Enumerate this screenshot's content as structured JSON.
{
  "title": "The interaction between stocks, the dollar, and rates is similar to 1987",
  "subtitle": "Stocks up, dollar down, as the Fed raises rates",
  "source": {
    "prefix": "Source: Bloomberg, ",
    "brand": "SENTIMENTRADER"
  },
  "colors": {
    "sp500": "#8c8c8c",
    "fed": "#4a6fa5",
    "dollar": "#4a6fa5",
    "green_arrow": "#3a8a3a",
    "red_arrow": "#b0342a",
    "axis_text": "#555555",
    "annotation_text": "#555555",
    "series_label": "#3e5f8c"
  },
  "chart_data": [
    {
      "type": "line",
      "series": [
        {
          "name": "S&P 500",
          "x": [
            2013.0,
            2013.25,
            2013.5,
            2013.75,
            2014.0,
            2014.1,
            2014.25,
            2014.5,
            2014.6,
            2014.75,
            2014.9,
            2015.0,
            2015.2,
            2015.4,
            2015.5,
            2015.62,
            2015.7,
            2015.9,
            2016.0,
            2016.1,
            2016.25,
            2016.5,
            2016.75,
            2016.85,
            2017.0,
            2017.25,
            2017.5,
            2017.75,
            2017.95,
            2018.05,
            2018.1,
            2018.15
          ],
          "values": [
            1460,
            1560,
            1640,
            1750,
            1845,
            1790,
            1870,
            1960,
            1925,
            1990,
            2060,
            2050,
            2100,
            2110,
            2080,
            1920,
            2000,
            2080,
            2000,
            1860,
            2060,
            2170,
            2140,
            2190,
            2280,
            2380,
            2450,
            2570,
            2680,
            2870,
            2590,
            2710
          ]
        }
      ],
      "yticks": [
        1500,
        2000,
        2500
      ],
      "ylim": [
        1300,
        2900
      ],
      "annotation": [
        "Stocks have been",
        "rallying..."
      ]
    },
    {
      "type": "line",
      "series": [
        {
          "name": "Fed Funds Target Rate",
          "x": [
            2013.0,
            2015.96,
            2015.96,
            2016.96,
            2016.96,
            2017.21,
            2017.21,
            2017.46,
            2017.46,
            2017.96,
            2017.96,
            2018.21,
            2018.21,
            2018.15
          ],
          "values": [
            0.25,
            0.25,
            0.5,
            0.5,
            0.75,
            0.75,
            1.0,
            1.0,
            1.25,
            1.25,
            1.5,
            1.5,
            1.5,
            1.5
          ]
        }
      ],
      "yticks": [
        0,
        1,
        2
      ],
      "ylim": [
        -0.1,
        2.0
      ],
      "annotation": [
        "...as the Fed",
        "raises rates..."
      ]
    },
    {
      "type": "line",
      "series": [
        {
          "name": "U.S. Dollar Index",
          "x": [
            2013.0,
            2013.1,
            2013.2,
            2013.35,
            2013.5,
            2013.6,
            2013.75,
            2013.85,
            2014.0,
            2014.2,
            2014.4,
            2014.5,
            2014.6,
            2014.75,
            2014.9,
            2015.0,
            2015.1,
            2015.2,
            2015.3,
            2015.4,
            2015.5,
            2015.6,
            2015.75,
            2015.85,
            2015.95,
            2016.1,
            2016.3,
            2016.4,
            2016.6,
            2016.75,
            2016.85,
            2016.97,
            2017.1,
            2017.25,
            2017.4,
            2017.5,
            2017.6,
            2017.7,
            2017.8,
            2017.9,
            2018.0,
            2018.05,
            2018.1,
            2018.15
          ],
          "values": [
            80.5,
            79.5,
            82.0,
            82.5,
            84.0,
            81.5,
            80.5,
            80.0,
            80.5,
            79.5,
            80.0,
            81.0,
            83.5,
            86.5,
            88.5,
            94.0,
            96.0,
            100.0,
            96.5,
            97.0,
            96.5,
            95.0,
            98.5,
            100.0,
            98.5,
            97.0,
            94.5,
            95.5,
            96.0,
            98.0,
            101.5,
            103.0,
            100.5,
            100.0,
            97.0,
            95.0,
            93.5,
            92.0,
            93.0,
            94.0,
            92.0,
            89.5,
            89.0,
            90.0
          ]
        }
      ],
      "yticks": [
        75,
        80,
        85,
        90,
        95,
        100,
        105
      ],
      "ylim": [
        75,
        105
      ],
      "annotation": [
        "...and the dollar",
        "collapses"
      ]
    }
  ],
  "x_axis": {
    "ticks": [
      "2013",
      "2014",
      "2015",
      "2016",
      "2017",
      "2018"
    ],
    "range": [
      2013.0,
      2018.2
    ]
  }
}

# # # # #

WHAT TO DO
All of the entries above need to be reproduced exactly.

FINAL RESULT
Enumerate this screenshot's content as structured JSON.
{
  "title": "The interaction between stocks, the dollar, and rates is similar to 1987",
  "subtitle": "Stocks up, dollar down, as the Fed raises rates",
  "source": {
    "prefix": "Source: Bloomberg, ",
    "brand": "SENTIMENTRADER"
  },
  "colors": {
    "sp500": "#8c8c8c",
    "fed": "#4a6fa5",
    "dollar": "#4a6fa5",
    "green_arrow": "#3a8a3a",
    "red_arrow": "#b0342a",
    "axis_text": "#555555",
    "annotation_text": "#555555",
    "series_label": "#3e5f8c"
  },
  "chart_data": [
    {
      "type": "line",
      "series": [
        {
          "name": "S&P 500",
          "x": [
            2013.0,
            2013.25,
            2013.5,
            2013.75,
            2014.0,
            2014.1,
            2014.25,
            2014.5,
            2014.6,
            2014.75,
            2014.9,
            2015.0,
            2015.2,
            2015.4,
            2015.5,
            2015.62,
            2015.7,
            2015.9,
            2016.0,
            2016.1,
            2016.25,
            2016.5,
            2016.75,
            2016.85,
            2017.0,
            2017.25,
            2017.5,
            2017.75,
            2017.95,
            2018.05,
            2018.1,
            2018.15
          ],
          "values": [
            1460,
            1560,
            1640,
            1750,
            1845,
            1790,
            1870,
            1960,
            1925,
            1990,
            2060,
            2050,
            2100,
            2110,
            2080,
            1920,
            2000,
            2080,
            2000,
            1860,
            2060,
            2170,
            2140,
            2190,
            2280,
            2380,
            2450,
            2570,
            2680,
            2870,
            2590,
            2710
          ]
        }
      ],
      "yticks": [
        1500,
        2000,
        2500
      ],
      "ylim": [
        1300,
        2900
      ],
      "annotation": [
        "Stocks have been",
        "rallying..."
      ]
    },
    {
      "type": "line",
      "series": [
        {
          "name": "Fed Funds Target Rate",
          "x": [
            2013.0,
            2015.96,
            2015.96,
            2016.96,
            2016.96,
            2017.21,
            2017.21,
            2017.46,
            2017.46,
            2017.96,
            2017.96,
            2018.21,
            2018.21,
            2018.15
          ],
          "values": [
            0.25,
            0.25,
            0.5,
            0.5,
            0.75,
            0.75,
            1.0,
            1.0,
            1.25,
            1.25,
            1.5,
            1.5,
            1.5,
            1.5
          ]
        }
      ],
      "yticks": [
        0,
        1,
        2
      ],
      "ylim": [
        -0.1,
        2.0
      ],
      "annotation": [
        "...as the Fed",
        "raises rates..."
      ]
    },
    {
      "type": "line",
      "series": [
        {
          "name": "U.S. Dollar Index",
          "x": [
            2013.0,
            2013.1,
            2013.2,
            2013.35,
            2013.5,
            2013.6,
            2013.75,
            2013.85,
            2014.0,
            2014.2,
            2014.4,
            2014.5,
            2014.6,
            2014.75,
            2014.9,
            2015.0,
            2015.1,
            2015.2,
            2015.3,
            2015.4,
            2015.5,
            2015.6,
            2015.75,
            2015.85,
            2015.95,
            2016.1,
            2016.3,
            2016.4,
            2016.6,
            2016.75,
            2016.85,
            2016.97,
            2017.1,
            2017.25,
            2017.4,
            2017.5,
            2017.6,
            2017.7,
            2017.8,
            2017.9,
            2018.0,
            2018.05,
            2018.1,
            2018.15
          ],
          "values": [
            80.5,
            79.5,
            82.0,
            82.5,
            84.0,
            81.5,
            80.5,
            80.0,
            80.5,
            79.5,
            80.0,
            81.0,
            83.5,
            86.5,
            88.5,
            94.0,
            96.0,
            100.0,
            96.5,
            97.0,
            96.5,
            95.0,
            98.5,
            100.0,
            98.5,
            97.0,
            94.5,
            95.5,
            96.0,
            98.0,
            101.5,
            103.0,
            100.5,
            100.0,
            97.0,
            95.0,
            93.5,
            92.0,
            93.0,
            94.0,
            92.0,
            89.5,
            89.0,
            90.0
          ]
        }
      ],
      "yticks": [
        75,
        80,
        85,
        90,
        95,
        100,
        105
      ],
      "ylim": [
        75,
        105
      ],
      "annotation": [
        "...and the dollar",
        "collapses"
      ]
    }
  ],
  "x_axis": {
    "ticks": [
      "2013",
      "2014",
      "2015",
      "2016",
      "2017",
      "2018"
    ],
    "range": [
      2013.0,
      2018.2
    ]
  }
}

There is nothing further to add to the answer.